» **What is being asked**
Transcribe each line exactly.

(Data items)
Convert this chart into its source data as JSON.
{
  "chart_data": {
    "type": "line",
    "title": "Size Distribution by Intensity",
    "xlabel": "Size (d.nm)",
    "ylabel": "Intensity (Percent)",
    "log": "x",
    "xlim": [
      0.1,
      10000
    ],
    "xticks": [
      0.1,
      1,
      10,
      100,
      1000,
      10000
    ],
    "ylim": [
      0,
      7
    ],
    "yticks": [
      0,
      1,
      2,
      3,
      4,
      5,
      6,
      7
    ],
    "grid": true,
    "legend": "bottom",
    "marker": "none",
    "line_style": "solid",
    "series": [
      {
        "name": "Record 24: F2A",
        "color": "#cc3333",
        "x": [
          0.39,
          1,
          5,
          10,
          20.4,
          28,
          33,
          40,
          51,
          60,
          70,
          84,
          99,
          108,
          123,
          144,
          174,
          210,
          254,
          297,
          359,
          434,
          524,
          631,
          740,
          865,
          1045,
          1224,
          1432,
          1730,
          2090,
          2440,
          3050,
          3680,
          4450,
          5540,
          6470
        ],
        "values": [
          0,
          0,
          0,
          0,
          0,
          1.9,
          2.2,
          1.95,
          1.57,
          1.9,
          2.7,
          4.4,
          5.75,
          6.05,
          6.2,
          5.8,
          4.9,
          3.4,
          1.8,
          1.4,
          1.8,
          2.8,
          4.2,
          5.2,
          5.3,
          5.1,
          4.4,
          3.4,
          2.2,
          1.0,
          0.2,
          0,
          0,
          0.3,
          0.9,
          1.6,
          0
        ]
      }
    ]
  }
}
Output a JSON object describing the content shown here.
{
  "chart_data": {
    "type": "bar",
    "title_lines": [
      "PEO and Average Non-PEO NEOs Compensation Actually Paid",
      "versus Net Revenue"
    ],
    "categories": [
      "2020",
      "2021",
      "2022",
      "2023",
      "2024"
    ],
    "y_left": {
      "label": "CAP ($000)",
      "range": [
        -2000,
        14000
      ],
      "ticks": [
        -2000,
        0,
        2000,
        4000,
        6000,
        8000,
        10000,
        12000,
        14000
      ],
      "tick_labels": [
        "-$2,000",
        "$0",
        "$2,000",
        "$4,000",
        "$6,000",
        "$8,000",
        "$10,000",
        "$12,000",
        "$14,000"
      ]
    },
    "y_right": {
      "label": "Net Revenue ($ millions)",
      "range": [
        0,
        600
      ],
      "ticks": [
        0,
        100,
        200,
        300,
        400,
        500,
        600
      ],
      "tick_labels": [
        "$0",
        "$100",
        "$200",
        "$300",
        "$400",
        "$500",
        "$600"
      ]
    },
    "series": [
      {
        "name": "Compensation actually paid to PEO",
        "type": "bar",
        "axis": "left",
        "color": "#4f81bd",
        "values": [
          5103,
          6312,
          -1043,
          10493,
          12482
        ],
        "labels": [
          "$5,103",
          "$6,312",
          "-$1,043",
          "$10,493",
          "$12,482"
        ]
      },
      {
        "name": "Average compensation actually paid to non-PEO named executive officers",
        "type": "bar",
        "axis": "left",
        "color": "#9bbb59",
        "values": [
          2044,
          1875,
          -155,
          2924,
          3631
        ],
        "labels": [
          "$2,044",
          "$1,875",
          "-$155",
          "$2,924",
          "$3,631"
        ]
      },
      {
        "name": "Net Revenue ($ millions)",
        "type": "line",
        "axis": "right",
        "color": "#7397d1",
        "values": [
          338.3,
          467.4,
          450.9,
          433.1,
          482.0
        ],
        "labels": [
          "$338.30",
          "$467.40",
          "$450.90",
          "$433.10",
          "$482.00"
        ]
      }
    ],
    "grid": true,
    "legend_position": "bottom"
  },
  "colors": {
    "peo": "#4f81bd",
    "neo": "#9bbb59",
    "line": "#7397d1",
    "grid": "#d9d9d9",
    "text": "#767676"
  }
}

» **Problem solution**
Convert this chart into its source data as JSON.
{
  "chart_data": {
    "type": "line",
    "title": "Size Distribution by Intensity",
    "xlabel": "Size (d.nm)",
    "ylabel": "Intensity (Percent)",
    "log": "x",
    "xlim": [
      0.1,
      10000
    ],
    "xticks": [
      0.1,
      1,
      10,
      100,
      1000,
      10000
    ],
    "ylim": [
      0,
      7
    ],
    "yticks": [
      0,
      1,
      2,
      3,
      4,
      5,
      6,
      7
    ],
    "grid": true,
    "legend": "bottom",
    "marker": "none",
    "line_style": "solid",
    "series": [
      {
        "name": "Record 24: F2A",
        "color": "#cc3333",
        "x": [
          0.39,
          1,
          5,
          10,
          20.4,
          28,
          33,
          40,
          51,
          60,
          70,
          84,
          99,
          108,
          123,
          144,
          174,
          210,
          254,
          297,
          359,
          434,
          524,
          631,
          740,
          865,
          1045,
          1224,
          1432,
          1730,
          2090,
          2440,
          3050,
          3680,
          4450,
          5540,
          6470
        ],
        "values": [
          0,
          0,
          0,
          0,
          0,
          1.9,
          2.2,
          1.95,
          1.57,
          1.9,
          2.7,
          4.4,
          5.75,
          6.05,
          6.2,
          5.8,
          4.9,
          3.4,
          1.8,
          1.4,
          1.8,
          2.8,
          4.2,
          5.2,
          5.3,
          5.1,
          4.4,
          3.4,
          2.2,
          1.0,
          0.2,
          0,
          0,
          0.3,
          0.9,
          1.6,
          0
        ]
      }
    ]
  }
}
Output a JSON object describing the content shown here.
{
  "chart_data": {
    "type": "bar",
    "title_lines": [
      "PEO and Average Non-PEO NEOs Compensation Actually Paid",
      "versus Net Revenue"
    ],
    "categories": [
      "2020",
      "2021",
      "2022",
      "2023",
      "2024"
    ],
    "y_left": {
      "label": "CAP ($000)",
      "range": [
        -2000,
        14000
      ],
      "ticks": [
        -2000,
        0,
        2000,
        4000,
        6000,
        8000,
        10000,
        12000,
        14000
      ],
      "tick_labels": [
        "-$2,000",
        "$0",
        "$2,000",
        "$4,000",
        "$6,000",
        "$8,000",
        "$10,000",
        "$12,000",
        "$14,000"
      ]
    },
    "y_right": {
      "label": "Net Revenue ($ millions)",
      "range": [
        0,
        600
      ],
      "ticks": [
        0,
        100,
        200,
        300,
        400,
        500,
        600
      ],
      "tick_labels": [
        "$0",
        "$100",
        "$200",
        "$300",
        "$400",
        "$500",
        "$600"
      ]
    },
    "series": [
      {
        "name": "Compensation actually paid to PEO",
        "type": "bar",
        "axis": "left",
        "color": "#4f81bd",
        "values": [
          5103,
          6312,
          -1043,
          10493,
          12482
        ],
        "labels": [
          "$5,103",
          "$6,312",
          "-$1,043",
          "$10,493",
          "$12,482"
        ]
      },
      {
        "name": "Average compensation actually paid to non-PEO named executive officers",
        "type": "bar",
        "axis": "left",
        "color": "#9bbb59",
        "values": [
          2044,
          1875,
          -155,
          2924,
          3631
        ],
        "labels": [
          "$2,044",
          "$1,875",
          "-$155",
          "$2,924",
          "$3,631"
        ]
      },
      {
        "name": "Net Revenue ($ millions)",
        "type": "line",
        "axis": "right",
        "color": "#7397d1",
        "values": [
          338.3,
          467.4,
          450.9,
          433.1,
          482.0
        ],
        "labels": [
          "$338.30",
          "$467.40",
          "$450.90",
          "$433.10",
          "$482.00"
        ]
      }
    ],
    "grid": true,
    "legend_position": "bottom"
  },
  "colors": {
    "peo": "#4f81bd",
    "neo": "#9bbb59",
    "line": "#7397d1",
    "grid": "#d9d9d9",
    "text": "#767676"
  }
}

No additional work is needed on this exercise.